- To do:
Write out the data again exactly, skipping every picture.

- Provided records:
※

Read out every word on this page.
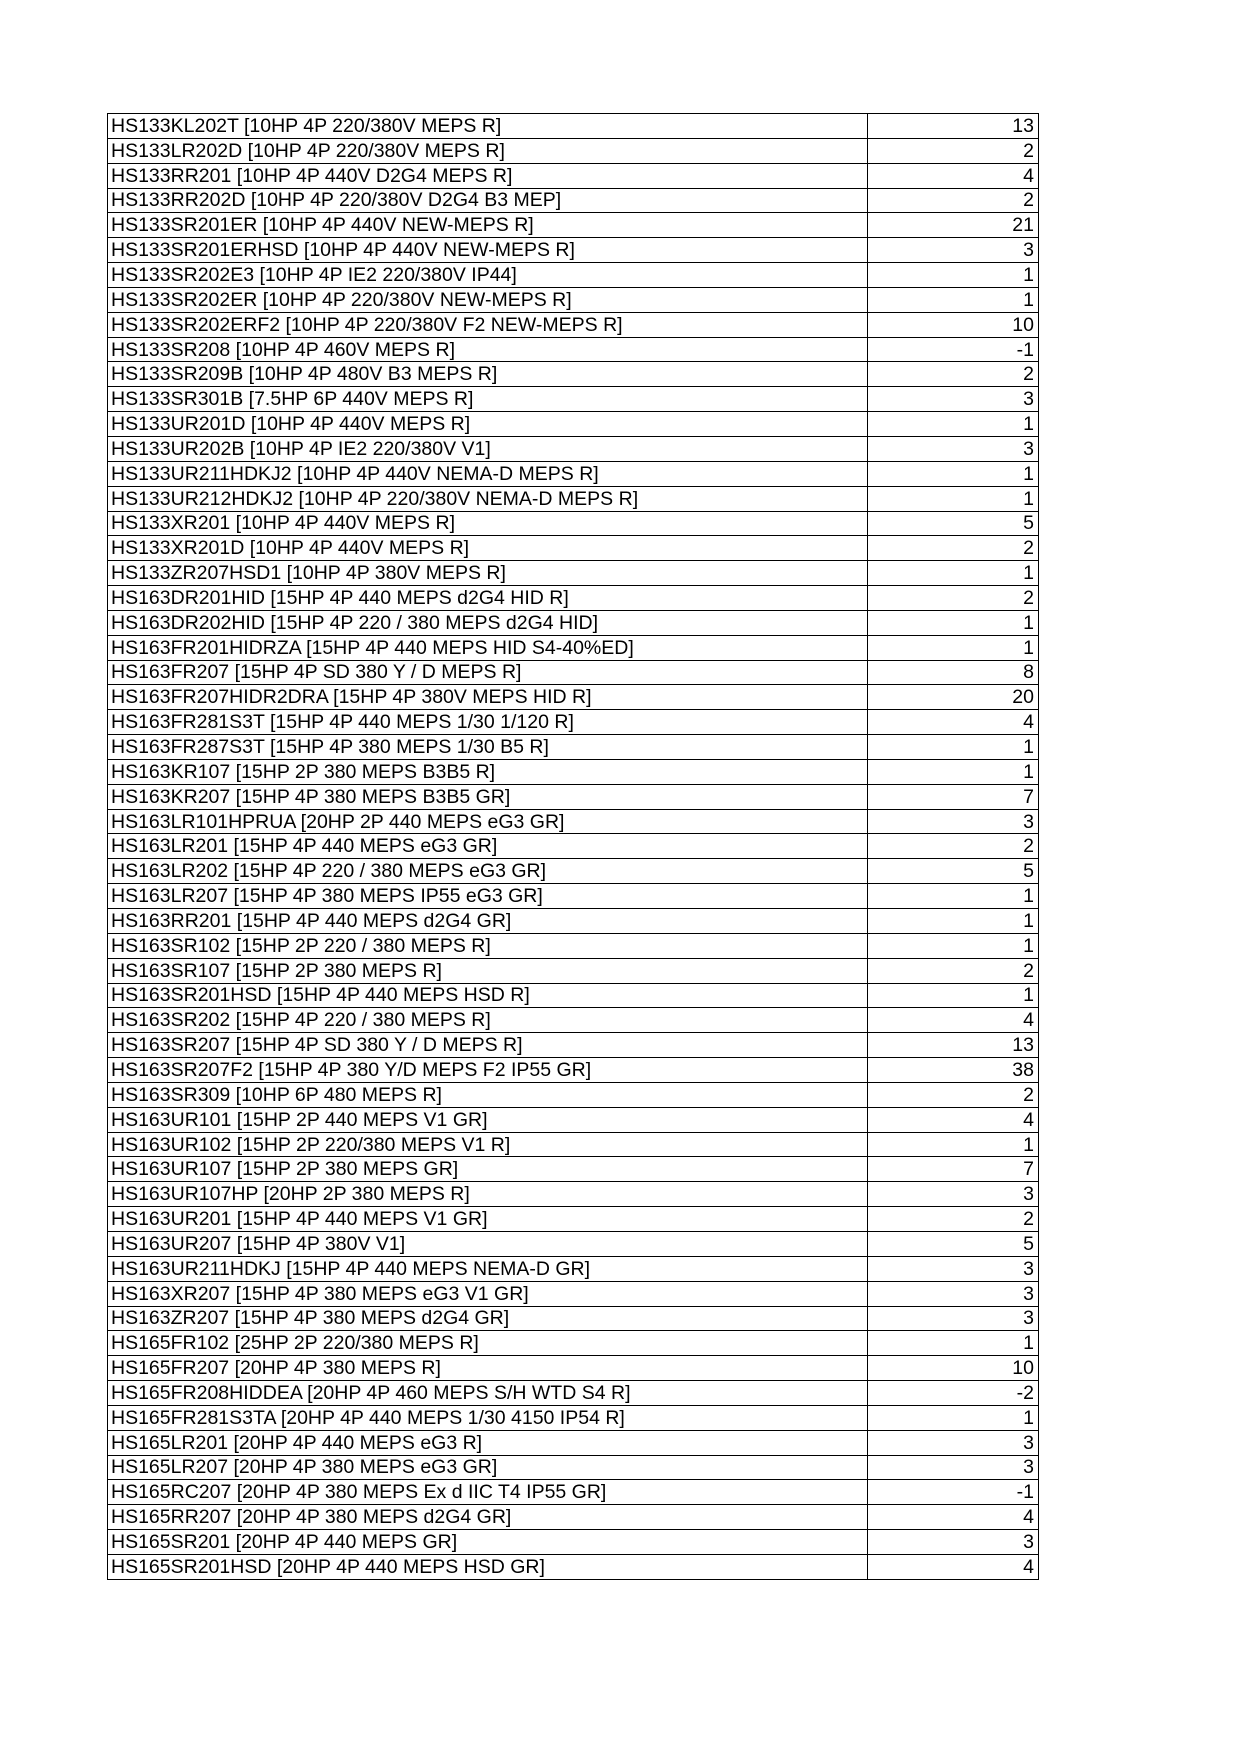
HS133KL202T [10HP 4P 220/380V MEPS R]	13
HS133LR202D [10HP 4P 220/380V MEPS R]	2
HS133RR201 [10HP 4P 440V D2G4 MEPS R]	4
HS133RR202D [10HP 4P 220/380V D2G4 B3 MEP]	2
HS133SR201ER [10HP 4P 440V NEW-MEPS R]	21
HS133SR201ERHSD [10HP 4P 440V NEW-MEPS R]	3
HS133SR202E3 [10HP 4P IE2 220/380V IP44]	1
HS133SR202ER [10HP 4P 220/380V NEW-MEPS R]	1
HS133SR202ERF2 [10HP 4P 220/380V F2 NEW-MEPS R]	10
HS133SR208 [10HP 4P 460V MEPS R]	-1
HS133SR209B [10HP 4P 480V B3 MEPS R]	2
HS133SR301B [7.5HP 6P 440V MEPS R]	3
HS133UR201D [10HP 4P 440V MEPS R]	1
HS133UR202B [10HP 4P IE2 220/380V V1]	3
HS133UR211HDKJ2 [10HP 4P 440V NEMA-D MEPS R]	1
HS133UR212HDKJ2 [10HP 4P 220/380V NEMA-D MEPS R]	1
HS133XR201 [10HP 4P 440V MEPS R]	5
HS133XR201D [10HP 4P 440V MEPS R]	2
HS133ZR207HSD1 [10HP 4P 380V MEPS R]	1
HS163DR201HID [15HP 4P 440 MEPS d2G4 HID R]	2
HS163DR202HID [15HP 4P 220 / 380 MEPS d2G4 HID]	1
HS163FR201HIDRZA [15HP 4P 440 MEPS HID S4-40%ED]	1
HS163FR207 [15HP 4P SD 380 Y / D MEPS R]	8
HS163FR207HIDR2DRA [15HP 4P 380V MEPS HID R]	20
HS163FR281S3T [15HP 4P 440 MEPS 1/30 1/120 R]	4
HS163FR287S3T [15HP 4P 380 MEPS 1/30 B5 R]	1
HS163KR107 [15HP 2P 380 MEPS B3B5 R]	1
HS163KR207 [15HP 4P 380 MEPS B3B5 GR]	7
HS163LR101HPRUA [20HP 2P 440 MEPS eG3 GR]	3
HS163LR201 [15HP 4P 440 MEPS eG3 GR]	2
HS163LR202 [15HP 4P 220 / 380 MEPS eG3 GR]	5
HS163LR207 [15HP 4P 380 MEPS IP55 eG3 GR]	1
HS163RR201 [15HP 4P 440 MEPS d2G4 GR]	1
HS163SR102 [15HP 2P 220 / 380 MEPS R]	1
HS163SR107 [15HP 2P 380 MEPS R]	2
HS163SR201HSD [15HP 4P 440 MEPS HSD R]	1
HS163SR202 [15HP 4P 220 / 380 MEPS R]	4
HS163SR207 [15HP 4P SD 380 Y / D MEPS R]	13
HS163SR207F2 [15HP 4P 380 Y/D MEPS F2 IP55 GR]	38
HS163SR309 [10HP 6P 480 MEPS R]	2
HS163UR101 [15HP 2P 440 MEPS V1 GR]	4
HS163UR102 [15HP 2P 220/380 MEPS V1 R]	1
HS163UR107 [15HP 2P 380 MEPS GR]	7
HS163UR107HP [20HP 2P 380 MEPS R]	3
HS163UR201 [15HP 4P 440 MEPS V1 GR]	2
HS163UR207 [15HP 4P 380V V1]	5
HS163UR211HDKJ [15HP 4P 440 MEPS NEMA-D GR]	3
HS163XR207 [15HP 4P 380 MEPS eG3 V1 GR]	3
HS163ZR207 [15HP 4P 380 MEPS d2G4 GR]	3
HS165FR102 [25HP 2P 220/380 MEPS R]	1
HS165FR207 [20HP 4P 380 MEPS R]	10
HS165FR208HIDDEA [20HP 4P 460 MEPS S/H WTD S4 R]	-2
HS165FR281S3TA [20HP 4P 440 MEPS 1/30 4150 IP54 R]	1
HS165LR201 [20HP 4P 440 MEPS eG3 R]	3
HS165LR207 [20HP 4P 380 MEPS eG3 GR]	3
HS165RC207 [20HP 4P 380 MEPS Ex d IIC T4 IP55 GR]	-1
HS165RR207 [20HP 4P 380 MEPS d2G4 GR]	4
HS165SR201 [20HP 4P 440 MEPS GR]	3
HS165SR201HSD [20HP 4P 440 MEPS HSD GR]	4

※

- Task result:
Read out every word on this page.
HS133KL202T [10HP 4P 220/380V MEPS R]	13
HS133LR202D [10HP 4P 220/380V MEPS R]	2
HS133RR201 [10HP 4P 440V D2G4 MEPS R]	4
HS133RR202D [10HP 4P 220/380V D2G4 B3 MEP]	2
HS133SR201ER [10HP 4P 440V NEW-MEPS R]	21
HS133SR201ERHSD [10HP 4P 440V NEW-MEPS R]	3
HS133SR202E3 [10HP 4P IE2 220/380V IP44]	1
HS133SR202ER [10HP 4P 220/380V NEW-MEPS R]	1
HS133SR202ERF2 [10HP 4P 220/380V F2 NEW-MEPS R]	10
HS133SR208 [10HP 4P 460V MEPS R]	-1
HS133SR209B [10HP 4P 480V B3 MEPS R]	2
HS133SR301B [7.5HP 6P 440V MEPS R]	3
HS133UR201D [10HP 4P 440V MEPS R]	1
HS133UR202B [10HP 4P IE2 220/380V V1]	3
HS133UR211HDKJ2 [10HP 4P 440V NEMA-D MEPS R]	1
HS133UR212HDKJ2 [10HP 4P 220/380V NEMA-D MEPS R]	1
HS133XR201 [10HP 4P 440V MEPS R]	5
HS133XR201D [10HP 4P 440V MEPS R]	2
HS133ZR207HSD1 [10HP 4P 380V MEPS R]	1
HS163DR201HID [15HP 4P 440 MEPS d2G4 HID R]	2
HS163DR202HID [15HP 4P 220 / 380 MEPS d2G4 HID]	1
HS163FR201HIDRZA [15HP 4P 440 MEPS HID S4-40%ED]	1
HS163FR207 [15HP 4P SD 380 Y / D MEPS R]	8
HS163FR207HIDR2DRA [15HP 4P 380V MEPS HID R]	20
HS163FR281S3T [15HP 4P 440 MEPS 1/30 1/120 R]	4
HS163FR287S3T [15HP 4P 380 MEPS 1/30 B5 R]	1
HS163KR107 [15HP 2P 380 MEPS B3B5 R]	1
HS163KR207 [15HP 4P 380 MEPS B3B5 GR]	7
HS163LR101HPRUA [20HP 2P 440 MEPS eG3 GR]	3
HS163LR201 [15HP 4P 440 MEPS eG3 GR]	2
HS163LR202 [15HP 4P 220 / 380 MEPS eG3 GR]	5
HS163LR207 [15HP 4P 380 MEPS IP55 eG3 GR]	1
HS163RR201 [15HP 4P 440 MEPS d2G4 GR]	1
HS163SR102 [15HP 2P 220 / 380 MEPS R]	1
HS163SR107 [15HP 2P 380 MEPS R]	2
HS163SR201HSD [15HP 4P 440 MEPS HSD R]	1
HS163SR202 [15HP 4P 220 / 380 MEPS R]	4
HS163SR207 [15HP 4P SD 380 Y / D MEPS R]	13
HS163SR207F2 [15HP 4P 380 Y/D MEPS F2 IP55 GR]	38
HS163SR309 [10HP 6P 480 MEPS R]	2
HS163UR101 [15HP 2P 440 MEPS V1 GR]	4
HS163UR102 [15HP 2P 220/380 MEPS V1 R]	1
HS163UR107 [15HP 2P 380 MEPS GR]	7
HS163UR107HP [20HP 2P 380 MEPS R]	3
HS163UR201 [15HP 4P 440 MEPS V1 GR]	2
HS163UR207 [15HP 4P 380V V1]	5
HS163UR211HDKJ [15HP 4P 440 MEPS NEMA-D GR]	3
HS163XR207 [15HP 4P 380 MEPS eG3 V1 GR]	3
HS163ZR207 [15HP 4P 380 MEPS d2G4 GR]	3
HS165FR102 [25HP 2P 220/380 MEPS R]	1
HS165FR207 [20HP 4P 380 MEPS R]	10
HS165FR208HIDDEA [20HP 4P 460 MEPS S/H WTD S4 R]	-2
HS165FR281S3TA [20HP 4P 440 MEPS 1/30 4150 IP54 R]	1
HS165LR201 [20HP 4P 440 MEPS eG3 R]	3
HS165LR207 [20HP 4P 380 MEPS eG3 GR]	3
HS165RC207 [20HP 4P 380 MEPS Ex d IIC T4 IP55 GR]	-1
HS165RR207 [20HP 4P 380 MEPS d2G4 GR]	4
HS165SR201 [20HP 4P 440 MEPS GR]	3
HS165SR201HSD [20HP 4P 440 MEPS HSD GR]	4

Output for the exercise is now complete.